◆ Problem statement ◆
Copy out each line exactly; pictures stay out of the copy.
## Begin Dataset entries
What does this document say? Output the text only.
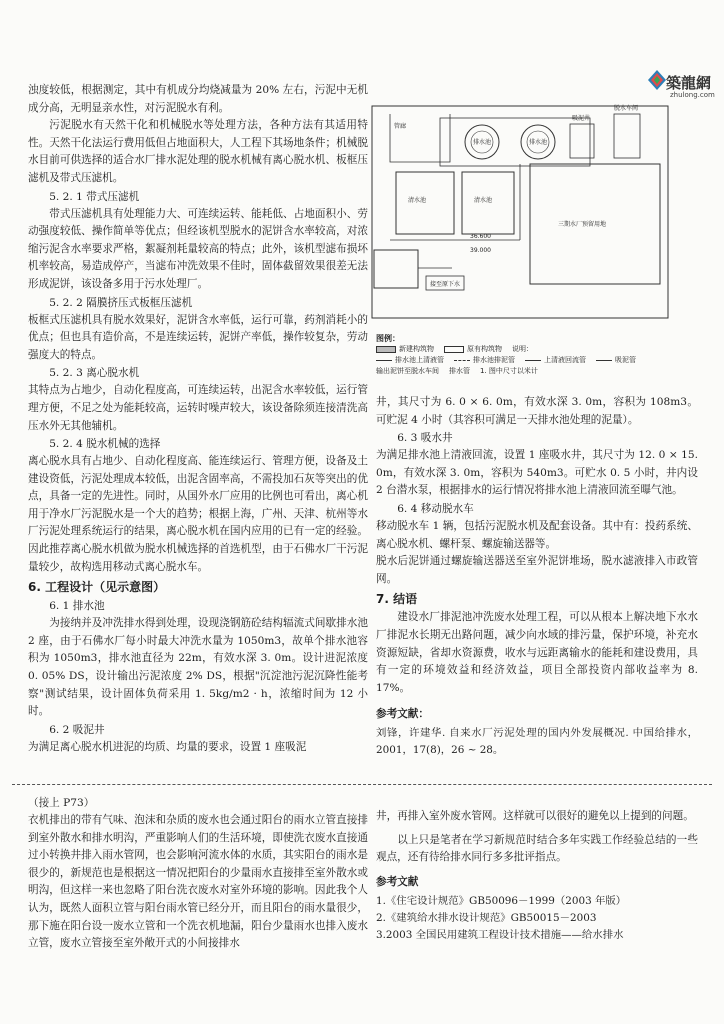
築龍網
zhulong.com

浊度较低，根据测定，其中有机成分均烧减量为 20% 左右，污泥中无机成分高，无明显亲水性，对污泥脱水有利。

污泥脱水有天然干化和机械脱水等处理方法，各种方法有其适用特性。天然干化法运行费用低但占地面积大，人工程下其场地条件；机械脱水目前可供选择的适合水厂排水泥处理的脱水机械有离心脱水机、板框压滤机及带式压滤机。

5. 2. 1 带式压滤机

带式压滤机具有处理能力大、可连续运转、能耗低、占地面积小、劳动强度较低、操作简单等优点；但经该机型脱水的泥饼含水率较高，对浓缩污泥含水率要求严格，絮凝剂耗量较高的特点；此外，该机型滤布损坏机率较高，易造成停产，当滤布冲洗效果不佳时，固体截留效果很差无法形成泥饼，该设备多用于污水处理厂。

5. 2. 2 隔膜挤压式板框压滤机

板框式压滤机具有脱水效果好，泥饼含水率低，运行可靠，药剂消耗小的优点；但也具有造价高，不是连续运转，泥饼产率低，操作较复杂，劳动强度大的特点。

5. 2. 3 离心脱水机

其特点为占地少，自动化程度高，可连续运转，出泥含水率较低，运行管理方便，不足之处为能耗较高，运转时噪声较大，该设备除须连接清洗高压水外无其他辅机。

5. 2. 4 脱水机械的选择

离心脱水具有占地少、自动化程度高、能连续运行、管理方便，设备及土建设资低，污泥处理成本较低，出泥含固率高，不需投加石灰等突出的优点，具备一定的先进性。同时，从国外水厂应用的比例也可看出，离心机用于净水厂污泥脱水是一个大的趋势；根据上海，广州、天津、杭州等水厂污泥处理系统运行的结果，离心脱水机在国内应用的已有一定的经验。因此推荐离心脱水机做为脱水机械选择的首选机型，由于石佛水厂干污泥量较少，故构选用移动式离心脱水车。

6. 工程设计（见示意图）
6. 1 排水池

为接纳并及冲洗排水得到处理，设现浇钢筋砼结构辐流式间歇排水池 2 座，由于石佛水厂每小时最大冲洗水量为 1050m3，故单个排水池容积为 1050m3，排水池直径为 22m，有效水深 3. 0m。设计进泥浓度 0. 05% DS，设计输出污泥浓度 2% DS，根据"沉淀池污泥沉降性能考察"测试结果，设计固体负荷采用 1. 5kg/m2 · h，浓缩时间为 12 小时。

6. 2 吸泥井

为满足离心脱水机进泥的均质、均量的要求，设置 1 座吸泥

排水池	排水池
吸泥井
脱水车间
管廊
清水池	清水池
三期水厂预留用地
36.600
39.000
接至原下水
图例：
新建构筑物	原有构筑物 说明：
排水池上清液管	排水池排泥管	上清液回流管	吸泥管
输出泥饼至脱水车间 排水管 1. 图中尺寸以米计

井，其尺寸为 6. 0 × 6. 0m，有效水深 3. 0m，容积为 108m3。可贮泥 4 小时（其容积可满足一天排水池处理的泥量）。

6. 3 吸水井

为满足排水池上清液回流，设置 1 座吸水井，其尺寸为 12. 0 × 15. 0m，有效水深 3. 0m，容积为 540m3。可贮水 0. 5 小时，井内设 2 台潜水泵，根据排水的运行情况将排水池上清液回流至曝气池。

6. 4 移动脱水车

移动脱水车 1 辆，包括污泥脱水机及配套设备。其中有：投药系统、离心脱水机、螺杆泵、螺旋输送器等。

脱水后泥饼通过螺旋输送器送至室外泥饼堆场，脱水滤液排入市政管网。

7. 结语

建设水厂排泥池冲洗废水处理工程，可以从根本上解决地下水水厂排泥水长期无出路问题，减少向水域的排污量，保护环境，补充水资源短缺，省却水资源费，收水与远距离输水的能耗和建设费用，具有一定的环境效益和经济效益，项目全部投资内部收益率为 8. 17%。

参考文献：

刘锋，许建华. 自来水厂污泥处理的国内外发展概况. 中国给排水，2001，17(8)，26 ~ 28。

（接上 P73）

衣机排出的带有气味、泡沫和杂质的废水也会通过阳台的雨水立管直接排到室外散水和排水明沟，严重影响人们的生活环境，即使洗衣废水直接通过小转换井排入雨水管网，也会影响河流水体的水质，其实阳台的雨水是很少的，新规范也是根据这一情况把阳台的少量雨水直接排至室外散水或明沟，但这样一来也忽略了阳台洗衣废水对室外环境的影响。因此我个人认为，既然人面积立管与阳台雨水管已经分开，而且阳台的雨水量很少，那下施在阳台设一废水立管和一个洗衣机地漏，阳台少量雨水也排入废水立管，废水立管接至室外敞开式的小间接排水

井，再排入室外废水管网。这样就可以很好的避免以上提到的问题。

以上只是笔者在学习新规范时结合多年实践工作经验总结的一些观点，还有待给排水同行多多批评指点。

参考文献
1.《住宅设计规范》GB50096－1999（2003 年版）
2.《建筑给水排水设计规范》GB50015－2003
3.2003 全国民用建筑工程设计技术措施——给水排水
## End Dataset entries
◆ Exercise response ◆
What does this document say? Output the text only.
築龍網
zhulong.com

浊度较低，根据测定，其中有机成分均烧减量为 20% 左右，污泥中无机成分高，无明显亲水性，对污泥脱水有利。

污泥脱水有天然干化和机械脱水等处理方法，各种方法有其适用特性。天然干化法运行费用低但占地面积大，人工程下其场地条件；机械脱水目前可供选择的适合水厂排水泥处理的脱水机械有离心脱水机、板框压滤机及带式压滤机。

5. 2. 1 带式压滤机

带式压滤机具有处理能力大、可连续运转、能耗低、占地面积小、劳动强度较低、操作简单等优点；但经该机型脱水的泥饼含水率较高，对浓缩污泥含水率要求严格，絮凝剂耗量较高的特点；此外，该机型滤布损坏机率较高，易造成停产，当滤布冲洗效果不佳时，固体截留效果很差无法形成泥饼，该设备多用于污水处理厂。

5. 2. 2 隔膜挤压式板框压滤机

板框式压滤机具有脱水效果好，泥饼含水率低，运行可靠，药剂消耗小的优点；但也具有造价高，不是连续运转，泥饼产率低，操作较复杂，劳动强度大的特点。

5. 2. 3 离心脱水机

其特点为占地少，自动化程度高，可连续运转，出泥含水率较低，运行管理方便，不足之处为能耗较高，运转时噪声较大，该设备除须连接清洗高压水外无其他辅机。

5. 2. 4 脱水机械的选择

离心脱水具有占地少、自动化程度高、能连续运行、管理方便，设备及土建设资低，污泥处理成本较低，出泥含固率高，不需投加石灰等突出的优点，具备一定的先进性。同时，从国外水厂应用的比例也可看出，离心机用于净水厂污泥脱水是一个大的趋势；根据上海，广州、天津、杭州等水厂污泥处理系统运行的结果，离心脱水机在国内应用的已有一定的经验。因此推荐离心脱水机做为脱水机械选择的首选机型，由于石佛水厂干污泥量较少，故构选用移动式离心脱水车。

6. 工程设计（见示意图）
6. 1 排水池

为接纳并及冲洗排水得到处理，设现浇钢筋砼结构辐流式间歇排水池 2 座，由于石佛水厂每小时最大冲洗水量为 1050m3，故单个排水池容积为 1050m3，排水池直径为 22m，有效水深 3. 0m。设计进泥浓度 0. 05% DS，设计输出污泥浓度 2% DS，根据"沉淀池污泥沉降性能考察"测试结果，设计固体负荷采用 1. 5kg/m2 · h，浓缩时间为 12 小时。

6. 2 吸泥井

为满足离心脱水机进泥的均质、均量的要求，设置 1 座吸泥

排水池	排水池
吸泥井
脱水车间
管廊
清水池	清水池
三期水厂预留用地
36.600
39.000
接至原下水
图例：
新建构筑物	原有构筑物 说明：
排水池上清液管	排水池排泥管	上清液回流管	吸泥管
输出泥饼至脱水车间 排水管 1. 图中尺寸以米计

井，其尺寸为 6. 0 × 6. 0m，有效水深 3. 0m，容积为 108m3。可贮泥 4 小时（其容积可满足一天排水池处理的泥量）。

6. 3 吸水井

为满足排水池上清液回流，设置 1 座吸水井，其尺寸为 12. 0 × 15. 0m，有效水深 3. 0m，容积为 540m3。可贮水 0. 5 小时，井内设 2 台潜水泵，根据排水的运行情况将排水池上清液回流至曝气池。

6. 4 移动脱水车

移动脱水车 1 辆，包括污泥脱水机及配套设备。其中有：投药系统、离心脱水机、螺杆泵、螺旋输送器等。

脱水后泥饼通过螺旋输送器送至室外泥饼堆场，脱水滤液排入市政管网。

7. 结语

建设水厂排泥池冲洗废水处理工程，可以从根本上解决地下水水厂排泥水长期无出路问题，减少向水域的排污量，保护环境，补充水资源短缺，省却水资源费，收水与远距离输水的能耗和建设费用，具有一定的环境效益和经济效益，项目全部投资内部收益率为 8. 17%。

参考文献：

刘锋，许建华. 自来水厂污泥处理的国内外发展概况. 中国给排水，2001，17(8)，26 ~ 28。

（接上 P73）

衣机排出的带有气味、泡沫和杂质的废水也会通过阳台的雨水立管直接排到室外散水和排水明沟，严重影响人们的生活环境，即使洗衣废水直接通过小转换井排入雨水管网，也会影响河流水体的水质，其实阳台的雨水是很少的，新规范也是根据这一情况把阳台的少量雨水直接排至室外散水或明沟，但这样一来也忽略了阳台洗衣废水对室外环境的影响。因此我个人认为，既然人面积立管与阳台雨水管已经分开，而且阳台的雨水量很少，那下施在阳台设一废水立管和一个洗衣机地漏，阳台少量雨水也排入废水立管，废水立管接至室外敞开式的小间接排水

井，再排入室外废水管网。这样就可以很好的避免以上提到的问题。

以上只是笔者在学习新规范时结合多年实践工作经验总结的一些观点，还有待给排水同行多多批评指点。

参考文献
1.《住宅设计规范》GB50096－1999（2003 年版）
2.《建筑给水排水设计规范》GB50015－2003
3.2003 全国民用建筑工程设计技术措施——给水排水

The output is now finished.